[Start Source material]

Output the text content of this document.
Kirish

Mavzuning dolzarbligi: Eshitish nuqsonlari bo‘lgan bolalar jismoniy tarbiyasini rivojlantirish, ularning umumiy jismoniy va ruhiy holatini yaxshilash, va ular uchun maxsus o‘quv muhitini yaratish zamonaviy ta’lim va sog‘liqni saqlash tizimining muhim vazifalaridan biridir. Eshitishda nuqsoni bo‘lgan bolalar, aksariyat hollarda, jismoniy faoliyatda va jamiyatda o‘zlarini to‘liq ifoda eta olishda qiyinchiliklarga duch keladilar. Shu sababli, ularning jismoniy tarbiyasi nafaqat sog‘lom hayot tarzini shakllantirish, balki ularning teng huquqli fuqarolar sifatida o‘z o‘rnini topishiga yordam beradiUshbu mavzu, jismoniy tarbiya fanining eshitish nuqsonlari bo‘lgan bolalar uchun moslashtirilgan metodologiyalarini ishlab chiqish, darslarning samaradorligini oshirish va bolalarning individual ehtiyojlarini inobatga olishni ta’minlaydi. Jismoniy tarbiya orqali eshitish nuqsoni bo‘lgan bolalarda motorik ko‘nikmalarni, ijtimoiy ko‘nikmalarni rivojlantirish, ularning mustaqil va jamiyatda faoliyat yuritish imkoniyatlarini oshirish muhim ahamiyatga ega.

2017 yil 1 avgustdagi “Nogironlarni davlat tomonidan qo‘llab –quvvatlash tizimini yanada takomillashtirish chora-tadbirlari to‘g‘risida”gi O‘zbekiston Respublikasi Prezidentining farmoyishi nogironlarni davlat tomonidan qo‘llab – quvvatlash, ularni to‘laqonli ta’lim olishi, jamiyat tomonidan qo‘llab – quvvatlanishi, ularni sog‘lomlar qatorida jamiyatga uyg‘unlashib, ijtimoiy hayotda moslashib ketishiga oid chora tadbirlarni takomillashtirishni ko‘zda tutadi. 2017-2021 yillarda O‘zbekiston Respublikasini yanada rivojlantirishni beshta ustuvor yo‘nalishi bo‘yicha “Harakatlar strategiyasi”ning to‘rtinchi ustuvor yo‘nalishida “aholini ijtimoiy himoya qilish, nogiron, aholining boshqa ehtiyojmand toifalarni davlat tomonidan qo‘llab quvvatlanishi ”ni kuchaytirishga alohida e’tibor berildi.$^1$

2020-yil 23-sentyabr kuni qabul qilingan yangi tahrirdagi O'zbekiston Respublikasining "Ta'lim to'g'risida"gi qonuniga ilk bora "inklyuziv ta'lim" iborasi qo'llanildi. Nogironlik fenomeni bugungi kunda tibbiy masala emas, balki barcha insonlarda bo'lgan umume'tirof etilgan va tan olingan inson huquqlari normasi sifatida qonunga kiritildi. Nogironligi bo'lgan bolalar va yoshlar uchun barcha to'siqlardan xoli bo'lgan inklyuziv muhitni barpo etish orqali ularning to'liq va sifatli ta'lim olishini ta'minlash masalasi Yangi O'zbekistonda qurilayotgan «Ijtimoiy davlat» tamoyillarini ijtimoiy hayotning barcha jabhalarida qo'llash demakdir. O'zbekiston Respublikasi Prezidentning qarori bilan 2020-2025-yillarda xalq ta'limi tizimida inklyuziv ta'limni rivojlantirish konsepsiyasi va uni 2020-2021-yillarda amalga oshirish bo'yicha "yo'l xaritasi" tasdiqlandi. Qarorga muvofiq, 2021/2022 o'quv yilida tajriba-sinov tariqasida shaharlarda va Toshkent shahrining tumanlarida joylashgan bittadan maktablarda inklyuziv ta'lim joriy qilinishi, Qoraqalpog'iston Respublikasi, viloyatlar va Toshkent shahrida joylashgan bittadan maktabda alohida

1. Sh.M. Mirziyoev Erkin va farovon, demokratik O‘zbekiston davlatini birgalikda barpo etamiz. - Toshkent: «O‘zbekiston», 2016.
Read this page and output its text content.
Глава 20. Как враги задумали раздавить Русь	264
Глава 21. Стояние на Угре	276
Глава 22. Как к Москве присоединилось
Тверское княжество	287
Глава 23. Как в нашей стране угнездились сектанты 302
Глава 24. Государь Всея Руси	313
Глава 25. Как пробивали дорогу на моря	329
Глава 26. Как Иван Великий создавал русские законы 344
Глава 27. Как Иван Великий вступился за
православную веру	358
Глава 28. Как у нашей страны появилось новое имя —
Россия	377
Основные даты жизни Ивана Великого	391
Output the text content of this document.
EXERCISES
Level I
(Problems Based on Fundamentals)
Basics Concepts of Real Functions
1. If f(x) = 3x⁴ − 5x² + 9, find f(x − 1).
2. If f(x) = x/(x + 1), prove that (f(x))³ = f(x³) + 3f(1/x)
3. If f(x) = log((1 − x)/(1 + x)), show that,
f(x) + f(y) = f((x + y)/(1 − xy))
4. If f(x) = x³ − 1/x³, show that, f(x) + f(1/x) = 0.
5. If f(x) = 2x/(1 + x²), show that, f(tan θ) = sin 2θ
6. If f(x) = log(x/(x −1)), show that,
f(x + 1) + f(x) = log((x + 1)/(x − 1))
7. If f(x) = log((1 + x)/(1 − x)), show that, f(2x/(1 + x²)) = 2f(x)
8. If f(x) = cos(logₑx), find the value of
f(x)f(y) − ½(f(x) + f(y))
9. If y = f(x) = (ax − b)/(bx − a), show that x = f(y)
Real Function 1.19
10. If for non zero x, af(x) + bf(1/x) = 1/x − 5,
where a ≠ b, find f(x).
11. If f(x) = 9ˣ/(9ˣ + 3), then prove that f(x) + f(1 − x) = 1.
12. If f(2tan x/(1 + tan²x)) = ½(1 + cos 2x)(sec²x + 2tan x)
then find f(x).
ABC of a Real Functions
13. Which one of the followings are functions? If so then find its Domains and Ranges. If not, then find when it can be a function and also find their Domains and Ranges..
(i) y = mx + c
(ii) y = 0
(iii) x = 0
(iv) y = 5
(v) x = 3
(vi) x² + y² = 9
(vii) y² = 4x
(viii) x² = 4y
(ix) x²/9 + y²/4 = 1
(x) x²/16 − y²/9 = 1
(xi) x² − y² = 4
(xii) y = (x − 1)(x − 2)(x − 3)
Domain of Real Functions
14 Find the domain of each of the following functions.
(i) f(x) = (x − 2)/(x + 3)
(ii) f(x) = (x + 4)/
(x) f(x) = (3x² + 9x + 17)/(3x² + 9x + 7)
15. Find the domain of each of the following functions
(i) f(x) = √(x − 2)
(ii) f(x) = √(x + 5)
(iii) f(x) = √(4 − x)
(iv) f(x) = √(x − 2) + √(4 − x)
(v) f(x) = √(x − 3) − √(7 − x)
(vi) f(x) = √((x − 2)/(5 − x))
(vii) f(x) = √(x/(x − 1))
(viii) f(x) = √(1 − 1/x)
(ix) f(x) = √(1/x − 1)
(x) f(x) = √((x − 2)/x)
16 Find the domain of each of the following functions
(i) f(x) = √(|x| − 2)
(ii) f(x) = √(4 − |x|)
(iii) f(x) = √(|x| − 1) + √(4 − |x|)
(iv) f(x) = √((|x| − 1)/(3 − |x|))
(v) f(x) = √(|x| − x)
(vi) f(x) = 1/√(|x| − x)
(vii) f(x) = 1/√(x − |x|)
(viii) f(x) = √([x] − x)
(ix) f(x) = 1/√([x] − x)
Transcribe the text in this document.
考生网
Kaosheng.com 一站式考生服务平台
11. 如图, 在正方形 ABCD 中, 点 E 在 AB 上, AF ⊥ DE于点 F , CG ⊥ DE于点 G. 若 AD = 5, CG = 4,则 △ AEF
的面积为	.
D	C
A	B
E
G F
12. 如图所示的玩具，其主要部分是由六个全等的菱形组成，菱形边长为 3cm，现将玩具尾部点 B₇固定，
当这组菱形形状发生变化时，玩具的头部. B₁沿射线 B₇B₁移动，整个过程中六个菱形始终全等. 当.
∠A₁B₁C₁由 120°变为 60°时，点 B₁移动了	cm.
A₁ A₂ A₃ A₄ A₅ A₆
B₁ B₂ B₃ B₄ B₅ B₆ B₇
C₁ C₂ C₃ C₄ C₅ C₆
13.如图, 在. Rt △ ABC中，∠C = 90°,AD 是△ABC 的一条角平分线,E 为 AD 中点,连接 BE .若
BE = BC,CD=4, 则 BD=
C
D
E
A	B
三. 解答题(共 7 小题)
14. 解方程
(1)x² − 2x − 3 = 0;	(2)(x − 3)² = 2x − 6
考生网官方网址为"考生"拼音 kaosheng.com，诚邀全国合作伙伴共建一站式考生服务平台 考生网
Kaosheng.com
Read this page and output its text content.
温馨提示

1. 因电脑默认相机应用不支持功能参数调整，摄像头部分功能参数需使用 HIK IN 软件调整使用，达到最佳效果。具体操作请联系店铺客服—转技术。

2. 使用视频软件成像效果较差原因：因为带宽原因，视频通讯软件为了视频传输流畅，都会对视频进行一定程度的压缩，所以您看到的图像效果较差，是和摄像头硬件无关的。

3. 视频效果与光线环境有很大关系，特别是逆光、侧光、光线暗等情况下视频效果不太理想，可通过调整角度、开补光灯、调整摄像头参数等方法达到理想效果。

[End Source material]

Scan the data for the word "нашей" and copy every line where it shows up.

Глава 23. Как в нашей стране угнездились сектанты 302
Глава 28. Как у нашей страны появилось новое имя —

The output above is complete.